## Stated task
Copy out each line that mentions the word "frac".

-- BEGIN --

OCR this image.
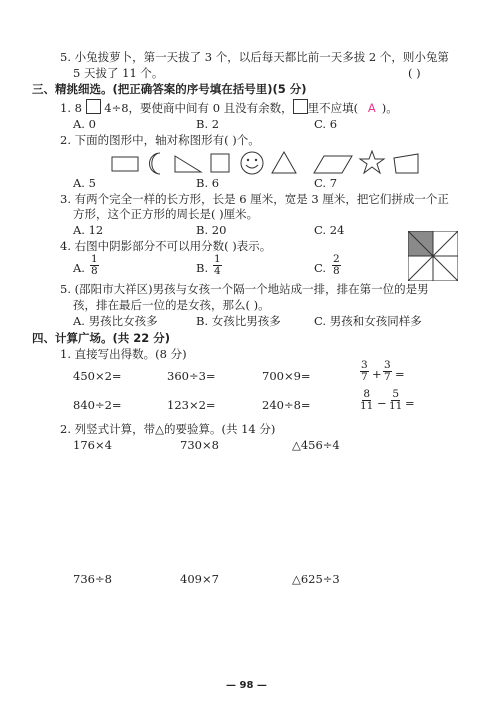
5. 小兔拔萝卜，第一天拔了 3 个，以后每天都比前一天多拔 2 个，则小兔第
5 天拔了 11 个。	( )
三、精挑细选。(把正确答案的序号填在括号里)(5 分)
1. 8 4÷8，要使商中间有 0 且没有余数， 里不应填( A )。
A. 0	B. 2	C. 6
2. 下面的图形中，轴对称图形有( )个。
A. 5	B. 6	C. 7
3. 有两个完全一样的长方形，长是 6 厘米，宽是 3 厘米，把它们拼成一个正
方形，这个正方形的周长是( )厘米。
A. 12	B. 20	C. 24
4. 右图中阴影部分不可以用分数( )表示。
A. $\frac{1}{8}$	B. $\frac{1}{4}$	C. $\frac{2}{8}$
5. (邵阳市大祥区)男孩与女孩一个隔一个地站成一排，排在第一位的是男
孩，排在最后一位的是女孩，那么( )。
A. 男孩比女孩多	B. 女孩比男孩多	C. 男孩和女孩同样多
四、计算广场。(共 22 分)
1. 直接写出得数。(8 分)
450×2=	360÷3=	700×9=	$\frac{3}{7} + \frac{3}{7}$ =
840÷2=	123×2=	240÷8=	$\frac{8}{11} - \frac{5}{11}$ =
2. 列竖式计算，带△的要验算。(共 14 分)
176×4	730×8	△456÷4
736÷8	409×7	△625÷3
— 98 —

-- END --

## Solution for this exercise
A. $\frac{1}{8}$	B. $\frac{1}{4}$	C. $\frac{2}{8}$
450×2=	360÷3=	700×9=	$\frac{3}{7} + \frac{3}{7}$ =
840÷2=	123×2=	240÷8=	$\frac{8}{11} - \frac{5}{11}$ =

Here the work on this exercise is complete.